>> begin STORED DATA

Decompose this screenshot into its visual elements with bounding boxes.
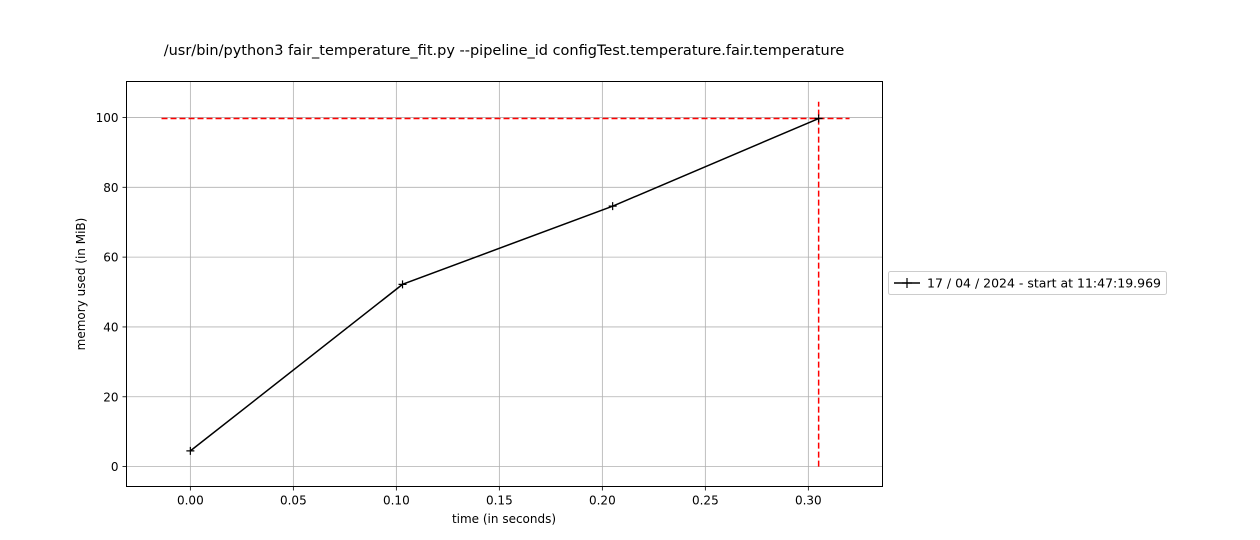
y-tick-label: 40 [103,320,118,334]
y-tick-label: 20 [103,390,118,404]
y-axis-ticks: 0 20 40 60 80 100 [96,111,127,474]
reference-lines [161,101,850,467]
x-tick-label: 0.05 [280,494,307,508]
plot-frame [126,81,883,487]
y-axis-label: memory used (in MiB) [74,218,88,351]
y-tick-label: 100 [96,111,119,125]
y-tick-label: 60 [103,251,118,265]
x-tick-label: 0.10 [383,494,410,508]
grid-lines [126,81,883,487]
series-layer [186,114,823,455]
y-tick-label: 0 [111,460,119,474]
x-tick-label: 0.15 [486,494,513,508]
y-tick-label: 80 [103,181,118,195]
x-axis-label: time (in seconds) [452,512,556,526]
x-axis-ticks: 0.00 0.05 0.10 0.15 0.20 0.25 0.30 [177,486,822,508]
legend: 17 / 04 / 2024 - start at 11:47:19.969 [888,271,1167,295]
data-point-marker [814,114,823,123]
legend-marker [902,278,912,288]
series-line [189,117,819,452]
x-tick-label: 0.25 [692,494,719,508]
x-tick-label: 0.00 [177,494,204,508]
data-point-marker [608,202,617,211]
legend-box [888,271,1167,295]
x-tick-label: 0.30 [795,494,822,508]
x-tick-label: 0.20 [589,494,616,508]
data-point-marker [398,280,407,289]
data-point-marker [186,446,195,455]
chart-title: /usr/bin/python3 fair_temperature_fit.py… [164,43,845,59]
legend-entry-label: 17 / 04 / 2024 - start at 11:47:19.969 [927,276,1161,291]
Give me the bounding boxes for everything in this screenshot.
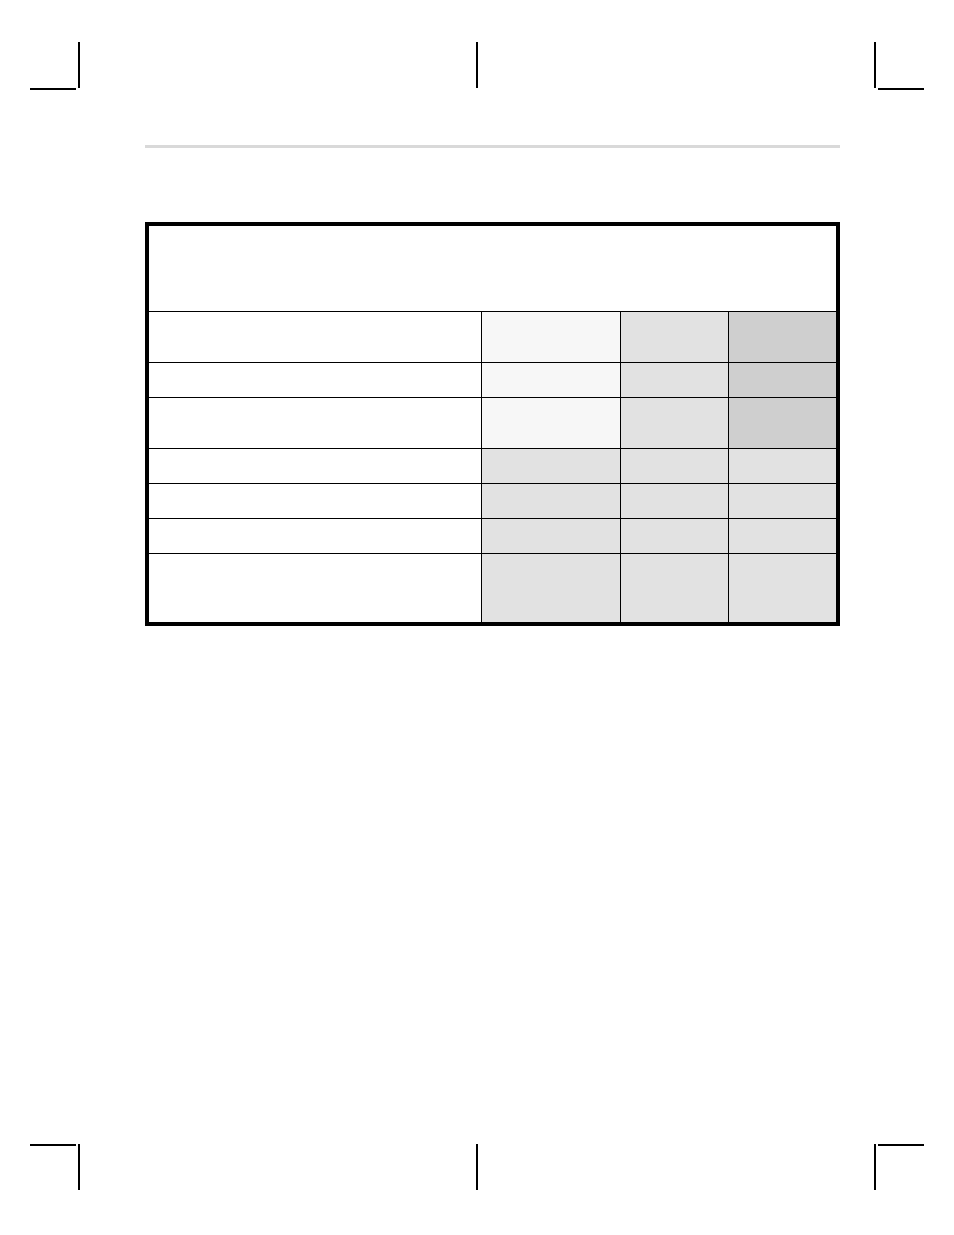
- row2-col3: [729, 398, 838, 449]
- row2-col2: [621, 398, 729, 449]
- data-table: [145, 222, 840, 626]
- table-row: [147, 484, 838, 519]
- page: [0, 0, 954, 1235]
- row1-col3: [729, 363, 838, 398]
- table-row: [147, 398, 838, 449]
- table-wrapper: [145, 222, 840, 626]
- row5-col3: [729, 519, 838, 554]
- row2-col1: [481, 398, 621, 449]
- crop-mark-top-left-v: [78, 42, 80, 88]
- table-header-row: [147, 224, 838, 312]
- table-row: [147, 519, 838, 554]
- crop-mark-top-center-v: [476, 42, 478, 88]
- crop-mark-bottom-right-v: [874, 1144, 876, 1190]
- table-row: [147, 363, 838, 398]
- row6-col2: [621, 554, 729, 625]
- row2-label: [147, 398, 481, 449]
- row3-col2: [621, 449, 729, 484]
- crop-mark-bottom-center-v: [476, 1144, 478, 1190]
- crop-mark-top-right-v: [874, 42, 876, 88]
- table-row: [147, 449, 838, 484]
- row4-col3: [729, 484, 838, 519]
- row1-col1: [481, 363, 621, 398]
- row5-col1: [481, 519, 621, 554]
- crop-mark-bottom-right-h: [878, 1144, 924, 1146]
- row1-col2: [621, 363, 729, 398]
- row6-label: [147, 554, 481, 625]
- row0-col1: [481, 312, 621, 363]
- row3-label: [147, 449, 481, 484]
- crop-mark-top-left-h: [30, 88, 76, 90]
- row1-label: [147, 363, 481, 398]
- crop-mark-bottom-left-h: [30, 1144, 76, 1146]
- table-header-cell: [147, 224, 838, 312]
- crop-mark-bottom-left-v: [78, 1144, 80, 1190]
- crop-mark-top-right-h: [878, 88, 924, 90]
- row3-col1: [481, 449, 621, 484]
- table-row: [147, 554, 838, 625]
- row5-col2: [621, 519, 729, 554]
- row5-label: [147, 519, 481, 554]
- row0-label: [147, 312, 481, 363]
- row4-label: [147, 484, 481, 519]
- row6-col1: [481, 554, 621, 625]
- table-row: [147, 312, 838, 363]
- row4-col2: [621, 484, 729, 519]
- row0-col3: [729, 312, 838, 363]
- header-rule: [145, 145, 840, 148]
- row4-col1: [481, 484, 621, 519]
- row0-col2: [621, 312, 729, 363]
- row6-col3: [729, 554, 838, 625]
- row3-col3: [729, 449, 838, 484]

>> end STORED DATA

### CHALLENGE
Update all of the data above by replacing every occurrence of "table-row" with "table-body-row", leaving everything else unchanged. Reproduce the data in full but omit the pictures.

### WRITTEN RESPONSE
Decompose this screenshot into its visual elements with bounding boxes.
y-tick-label: 40 [103,320,118,334]
y-tick-label: 20 [103,390,118,404]
y-axis-ticks: 0 20 40 60 80 100 [96,111,127,474]
reference-lines [161,101,850,467]
x-tick-label: 0.05 [280,494,307,508]
plot-frame [126,81,883,487]
y-axis-label: memory used (in MiB) [74,218,88,351]
y-tick-label: 100 [96,111,119,125]
y-tick-label: 60 [103,251,118,265]
x-tick-label: 0.10 [383,494,410,508]
grid-lines [126,81,883,487]
series-layer [186,114,823,455]
y-tick-label: 0 [111,460,119,474]
x-tick-label: 0.15 [486,494,513,508]
y-tick-label: 80 [103,181,118,195]
x-axis-label: time (in seconds) [452,512,556,526]
x-axis-ticks: 0.00 0.05 0.10 0.15 0.20 0.25 0.30 [177,486,822,508]
legend: 17 / 04 / 2024 - start at 11:47:19.969 [888,271,1167,295]
data-point-marker [814,114,823,123]
legend-marker [902,278,912,288]
series-line [189,117,819,452]
x-tick-label: 0.25 [692,494,719,508]
x-tick-label: 0.00 [177,494,204,508]
data-point-marker [608,202,617,211]
legend-box [888,271,1167,295]
x-tick-label: 0.30 [795,494,822,508]
x-tick-label: 0.20 [589,494,616,508]
data-point-marker [398,280,407,289]
data-point-marker [186,446,195,455]
chart-title: /usr/bin/python3 fair_temperature_fit.py… [164,43,845,59]
legend-entry-label: 17 / 04 / 2024 - start at 11:47:19.969 [927,276,1161,291]
Give me the bounding boxes for everything in this screenshot.
- row2-col3: [729, 398, 838, 449]
- row2-col2: [621, 398, 729, 449]
- data-table: [145, 222, 840, 626]
- table-body-row: [147, 484, 838, 519]
- page: [0, 0, 954, 1235]
- row1-col3: [729, 363, 838, 398]
- table-body-row: [147, 398, 838, 449]
- table-wrapper: [145, 222, 840, 626]
- row5-col3: [729, 519, 838, 554]
- row2-col1: [481, 398, 621, 449]
- crop-mark-top-left-v: [78, 42, 80, 88]
- table-header-row: [147, 224, 838, 312]
- table-body-row: [147, 519, 838, 554]
- crop-mark-top-center-v: [476, 42, 478, 88]
- crop-mark-bottom-right-v: [874, 1144, 876, 1190]
- table-body-row: [147, 363, 838, 398]
- row6-col2: [621, 554, 729, 625]
- row2-label: [147, 398, 481, 449]
- row3-col2: [621, 449, 729, 484]
- crop-mark-bottom-center-v: [476, 1144, 478, 1190]
- crop-mark-top-right-v: [874, 42, 876, 88]
- table-body-row: [147, 449, 838, 484]
- row4-col3: [729, 484, 838, 519]
- row1-col1: [481, 363, 621, 398]
- row5-col1: [481, 519, 621, 554]
- crop-mark-bottom-right-h: [878, 1144, 924, 1146]
- row1-col2: [621, 363, 729, 398]
- row6-label: [147, 554, 481, 625]
- row0-col1: [481, 312, 621, 363]
- row3-label: [147, 449, 481, 484]
- crop-mark-top-left-h: [30, 88, 76, 90]
- row1-label: [147, 363, 481, 398]
- crop-mark-bottom-left-h: [30, 1144, 76, 1146]
- table-header-cell: [147, 224, 838, 312]
- crop-mark-bottom-left-v: [78, 1144, 80, 1190]
- crop-mark-top-right-h: [878, 88, 924, 90]
- row3-col1: [481, 449, 621, 484]
- table-body-row: [147, 554, 838, 625]
- row5-col2: [621, 519, 729, 554]
- row5-label: [147, 519, 481, 554]
- row0-label: [147, 312, 481, 363]
- row4-label: [147, 484, 481, 519]
- row6-col1: [481, 554, 621, 625]
- table-body-row: [147, 312, 838, 363]
- row4-col2: [621, 484, 729, 519]
- row0-col3: [729, 312, 838, 363]
- header-rule: [145, 145, 840, 148]
- row4-col1: [481, 484, 621, 519]
- row0-col2: [621, 312, 729, 363]
- row6-col3: [729, 554, 838, 625]
- row3-col3: [729, 449, 838, 484]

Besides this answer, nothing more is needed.